--- start ---
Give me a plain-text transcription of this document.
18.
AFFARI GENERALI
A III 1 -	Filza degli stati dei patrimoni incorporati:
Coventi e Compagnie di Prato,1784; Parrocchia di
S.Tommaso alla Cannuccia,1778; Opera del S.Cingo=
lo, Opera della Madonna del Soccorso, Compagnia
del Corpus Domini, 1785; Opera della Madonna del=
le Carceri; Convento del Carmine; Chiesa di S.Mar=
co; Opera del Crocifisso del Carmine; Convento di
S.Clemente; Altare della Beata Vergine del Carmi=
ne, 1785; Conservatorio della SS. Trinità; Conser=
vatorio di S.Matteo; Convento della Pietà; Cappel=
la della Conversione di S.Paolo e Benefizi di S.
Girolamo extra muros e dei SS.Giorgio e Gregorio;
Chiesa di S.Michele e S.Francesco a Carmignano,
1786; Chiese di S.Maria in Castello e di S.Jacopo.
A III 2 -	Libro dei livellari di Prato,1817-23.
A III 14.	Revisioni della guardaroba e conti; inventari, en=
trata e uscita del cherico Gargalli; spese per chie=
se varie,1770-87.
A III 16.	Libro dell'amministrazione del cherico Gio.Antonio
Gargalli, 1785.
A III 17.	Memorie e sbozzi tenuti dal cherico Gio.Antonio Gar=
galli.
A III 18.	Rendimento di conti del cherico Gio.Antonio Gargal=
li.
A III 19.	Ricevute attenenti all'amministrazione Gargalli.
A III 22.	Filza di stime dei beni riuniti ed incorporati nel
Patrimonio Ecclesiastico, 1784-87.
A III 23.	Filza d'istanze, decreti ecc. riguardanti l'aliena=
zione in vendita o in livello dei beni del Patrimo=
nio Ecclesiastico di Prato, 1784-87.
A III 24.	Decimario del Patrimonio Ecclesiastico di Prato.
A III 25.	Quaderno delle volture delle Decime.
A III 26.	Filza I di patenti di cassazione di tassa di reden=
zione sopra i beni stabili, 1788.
--- end ---
Show every line that contains the word "della".

lo, Opera della Madonna del Soccorso, Compagnia
del Corpus Domini, 1785; Opera della Madonna del=
S.Clemente; Altare della Beata Vergine del Carmi=
ne, 1785; Conservatorio della SS. Trinità; Conser=
vatorio di S.Matteo; Convento della Pietà; Cappel=
la della Conversione di S.Paolo e Benefizi di S.
A III 14.	Revisioni della guardaroba e conti; inventari, en=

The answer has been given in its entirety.